-- Begin --

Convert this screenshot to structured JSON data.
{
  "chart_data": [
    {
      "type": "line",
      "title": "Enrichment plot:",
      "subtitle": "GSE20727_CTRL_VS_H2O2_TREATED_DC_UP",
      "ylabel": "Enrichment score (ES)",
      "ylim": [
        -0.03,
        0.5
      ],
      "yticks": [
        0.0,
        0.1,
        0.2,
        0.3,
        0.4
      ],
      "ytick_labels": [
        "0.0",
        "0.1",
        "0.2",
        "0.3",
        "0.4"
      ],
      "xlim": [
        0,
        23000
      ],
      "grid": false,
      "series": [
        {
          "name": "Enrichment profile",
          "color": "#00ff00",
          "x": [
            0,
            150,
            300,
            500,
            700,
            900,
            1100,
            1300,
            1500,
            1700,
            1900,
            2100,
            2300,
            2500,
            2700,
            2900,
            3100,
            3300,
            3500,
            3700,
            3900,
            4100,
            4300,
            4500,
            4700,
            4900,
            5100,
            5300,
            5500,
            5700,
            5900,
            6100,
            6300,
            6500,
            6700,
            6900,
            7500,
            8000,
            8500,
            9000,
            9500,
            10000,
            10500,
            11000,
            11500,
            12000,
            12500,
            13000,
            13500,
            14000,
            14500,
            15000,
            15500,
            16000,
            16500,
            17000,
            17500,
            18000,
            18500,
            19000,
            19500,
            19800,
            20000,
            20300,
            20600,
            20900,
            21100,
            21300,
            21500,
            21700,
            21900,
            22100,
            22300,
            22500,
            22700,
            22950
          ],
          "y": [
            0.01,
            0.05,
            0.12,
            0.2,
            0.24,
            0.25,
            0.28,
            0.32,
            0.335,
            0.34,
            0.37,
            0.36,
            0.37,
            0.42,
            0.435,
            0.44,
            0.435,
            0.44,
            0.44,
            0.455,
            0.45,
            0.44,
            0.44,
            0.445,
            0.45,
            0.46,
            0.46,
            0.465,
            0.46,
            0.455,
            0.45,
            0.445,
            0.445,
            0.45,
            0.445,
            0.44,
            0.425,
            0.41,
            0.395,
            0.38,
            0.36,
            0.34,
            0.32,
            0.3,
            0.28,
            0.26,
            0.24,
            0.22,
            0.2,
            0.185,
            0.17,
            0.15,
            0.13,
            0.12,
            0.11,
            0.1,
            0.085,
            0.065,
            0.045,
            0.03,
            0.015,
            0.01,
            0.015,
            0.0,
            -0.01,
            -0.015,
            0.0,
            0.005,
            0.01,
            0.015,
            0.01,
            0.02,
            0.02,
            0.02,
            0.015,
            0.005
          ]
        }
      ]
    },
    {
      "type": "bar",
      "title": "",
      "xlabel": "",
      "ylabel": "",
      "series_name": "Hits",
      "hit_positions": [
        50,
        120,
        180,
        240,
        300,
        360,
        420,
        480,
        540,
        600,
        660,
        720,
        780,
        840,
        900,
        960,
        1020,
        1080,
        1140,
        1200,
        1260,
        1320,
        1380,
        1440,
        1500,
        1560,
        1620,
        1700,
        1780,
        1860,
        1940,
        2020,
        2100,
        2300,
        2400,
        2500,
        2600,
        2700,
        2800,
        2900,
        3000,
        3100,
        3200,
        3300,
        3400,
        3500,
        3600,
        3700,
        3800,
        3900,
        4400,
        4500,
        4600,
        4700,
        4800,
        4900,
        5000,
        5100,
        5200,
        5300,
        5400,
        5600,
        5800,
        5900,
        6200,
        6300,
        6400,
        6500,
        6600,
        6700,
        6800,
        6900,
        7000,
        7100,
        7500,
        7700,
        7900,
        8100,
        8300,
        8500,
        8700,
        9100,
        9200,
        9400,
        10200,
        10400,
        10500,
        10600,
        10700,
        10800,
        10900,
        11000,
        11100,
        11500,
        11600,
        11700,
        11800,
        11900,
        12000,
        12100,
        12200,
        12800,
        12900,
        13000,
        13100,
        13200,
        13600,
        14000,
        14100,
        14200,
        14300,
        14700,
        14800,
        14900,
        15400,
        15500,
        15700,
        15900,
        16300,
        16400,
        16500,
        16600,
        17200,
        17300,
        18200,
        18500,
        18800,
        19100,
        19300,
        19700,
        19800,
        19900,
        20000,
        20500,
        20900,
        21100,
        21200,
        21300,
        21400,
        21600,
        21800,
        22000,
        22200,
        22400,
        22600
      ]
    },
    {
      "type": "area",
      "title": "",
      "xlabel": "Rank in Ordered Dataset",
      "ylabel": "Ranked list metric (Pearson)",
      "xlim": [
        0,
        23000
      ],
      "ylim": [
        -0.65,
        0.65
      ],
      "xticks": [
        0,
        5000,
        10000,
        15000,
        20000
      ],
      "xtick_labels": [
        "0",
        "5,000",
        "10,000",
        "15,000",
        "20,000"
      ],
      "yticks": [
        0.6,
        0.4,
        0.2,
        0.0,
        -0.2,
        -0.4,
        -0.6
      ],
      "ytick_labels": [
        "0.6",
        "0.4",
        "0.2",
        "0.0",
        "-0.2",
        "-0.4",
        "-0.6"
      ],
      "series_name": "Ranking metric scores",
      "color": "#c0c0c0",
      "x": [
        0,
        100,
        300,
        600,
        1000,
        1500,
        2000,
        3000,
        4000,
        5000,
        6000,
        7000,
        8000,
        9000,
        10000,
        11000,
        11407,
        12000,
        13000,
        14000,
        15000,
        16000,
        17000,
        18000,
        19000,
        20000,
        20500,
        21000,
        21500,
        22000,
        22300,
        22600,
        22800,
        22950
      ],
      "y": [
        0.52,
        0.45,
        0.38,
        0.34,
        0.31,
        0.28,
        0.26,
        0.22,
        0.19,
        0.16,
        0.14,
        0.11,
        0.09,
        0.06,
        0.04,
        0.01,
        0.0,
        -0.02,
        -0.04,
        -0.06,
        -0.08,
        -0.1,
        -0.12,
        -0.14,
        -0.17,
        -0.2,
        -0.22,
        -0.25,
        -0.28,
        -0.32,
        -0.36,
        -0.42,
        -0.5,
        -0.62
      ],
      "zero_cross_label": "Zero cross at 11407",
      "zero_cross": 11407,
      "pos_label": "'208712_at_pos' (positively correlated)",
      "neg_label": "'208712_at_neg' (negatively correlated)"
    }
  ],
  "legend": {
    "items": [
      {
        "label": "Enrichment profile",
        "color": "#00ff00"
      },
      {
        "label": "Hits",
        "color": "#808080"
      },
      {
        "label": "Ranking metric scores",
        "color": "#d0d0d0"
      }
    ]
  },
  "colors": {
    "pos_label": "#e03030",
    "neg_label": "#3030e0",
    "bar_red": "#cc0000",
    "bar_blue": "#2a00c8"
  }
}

-- End --

■ PROBLEM DESCRIPTION ■
Find and copy every line in the entries above where the string "metric" occurs.

■ RESPONSE TO THE EXERCISE ■
      "ylabel": "Ranked list metric (Pearson)",
      "series_name": "Ranking metric scores",
        "label": "Ranking metric scores",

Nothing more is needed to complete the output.